* _STATED PROBLEM_
Report back each line of the records that contains the string "name".
Start of DATA TO USE
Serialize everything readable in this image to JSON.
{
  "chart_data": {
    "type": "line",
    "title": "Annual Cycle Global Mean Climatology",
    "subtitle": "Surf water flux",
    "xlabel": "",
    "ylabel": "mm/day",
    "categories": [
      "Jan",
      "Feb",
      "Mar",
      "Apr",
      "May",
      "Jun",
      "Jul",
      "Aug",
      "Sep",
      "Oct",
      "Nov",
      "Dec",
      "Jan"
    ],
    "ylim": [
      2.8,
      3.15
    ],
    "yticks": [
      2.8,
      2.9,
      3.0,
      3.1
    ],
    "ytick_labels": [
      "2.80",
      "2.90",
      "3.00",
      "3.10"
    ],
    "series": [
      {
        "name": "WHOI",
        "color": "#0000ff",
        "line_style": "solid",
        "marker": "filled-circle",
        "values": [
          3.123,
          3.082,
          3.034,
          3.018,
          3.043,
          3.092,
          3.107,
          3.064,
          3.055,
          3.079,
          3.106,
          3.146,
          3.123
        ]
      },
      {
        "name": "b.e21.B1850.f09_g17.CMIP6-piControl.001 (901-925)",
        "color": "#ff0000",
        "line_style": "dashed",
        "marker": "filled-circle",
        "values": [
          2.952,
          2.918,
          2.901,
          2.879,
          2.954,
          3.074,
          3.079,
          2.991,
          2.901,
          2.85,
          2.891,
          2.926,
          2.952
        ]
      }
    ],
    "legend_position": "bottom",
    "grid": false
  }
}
End of DATA TO USE
* _ANSWER BELOW_
        "name": "WHOI",
        "name": "b.e21.B1850.f09_g17.CMIP6-piControl.001 (901-925)",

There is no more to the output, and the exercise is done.